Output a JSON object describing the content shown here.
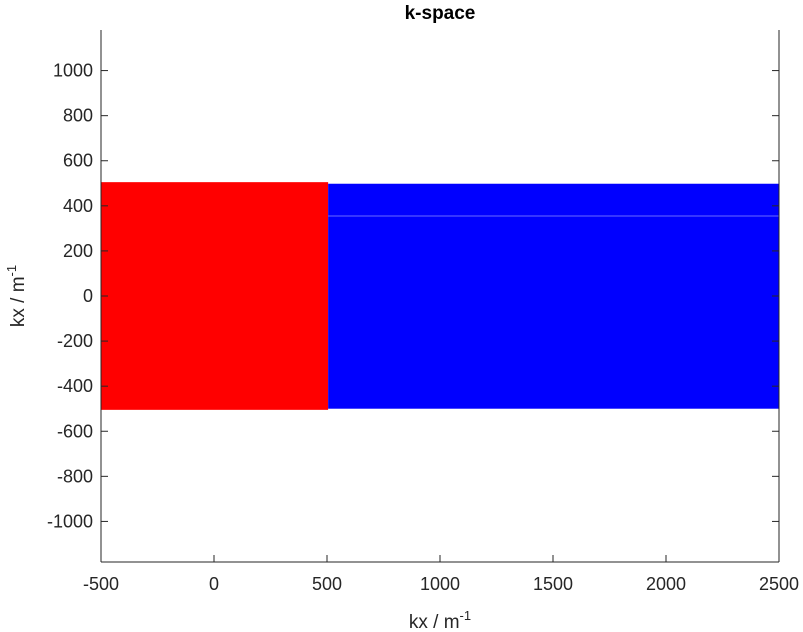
{
  "chart_data": {
    "type": "area",
    "title": "k-space",
    "xlabel": {
      "base": "kx / m",
      "superscript": "-1"
    },
    "ylabel": {
      "base": "kx / m",
      "superscript": "-1"
    },
    "xlim": [
      -500,
      2500
    ],
    "ylim": [
      -1180,
      1180
    ],
    "xticks": [
      -500,
      0,
      500,
      1000,
      1500,
      2000,
      2500
    ],
    "yticks": [
      -1000,
      -800,
      -600,
      -400,
      -200,
      0,
      200,
      400,
      600,
      800,
      1000
    ],
    "grid": false,
    "regions": [
      {
        "color": "#ff0000",
        "x": [
          -500,
          505
        ],
        "y": [
          -505,
          505
        ]
      },
      {
        "color": "#0000ff",
        "x": [
          505,
          2500
        ],
        "y": [
          -500,
          498
        ]
      }
    ],
    "lines": [
      {
        "color": "#6a6aff",
        "x": [
          505,
          2500
        ],
        "y": [
          355,
          355
        ]
      }
    ]
  }
}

━━━━

[Aim of the task]: Pictures in the data above should not be copied; transcribe everything else exactly.

[Task answer]:
Output a JSON object describing the content shown here.
{
  "chart_data": {
    "type": "area",
    "title": "k-space",
    "xlabel": {
      "base": "kx / m",
      "superscript": "-1"
    },
    "ylabel": {
      "base": "kx / m",
      "superscript": "-1"
    },
    "xlim": [
      -500,
      2500
    ],
    "ylim": [
      -1180,
      1180
    ],
    "xticks": [
      -500,
      0,
      500,
      1000,
      1500,
      2000,
      2500
    ],
    "yticks": [
      -1000,
      -800,
      -600,
      -400,
      -200,
      0,
      200,
      400,
      600,
      800,
      1000
    ],
    "grid": false,
    "regions": [
      {
        "color": "#ff0000",
        "x": [
          -500,
          505
        ],
        "y": [
          -505,
          505
        ]
      },
      {
        "color": "#0000ff",
        "x": [
          505,
          2500
        ],
        "y": [
          -500,
          498
        ]
      }
    ],
    "lines": [
      {
        "color": "#6a6aff",
        "x": [
          505,
          2500
        ],
        "y": [
          355,
          355
        ]
      }
    ]
  }
}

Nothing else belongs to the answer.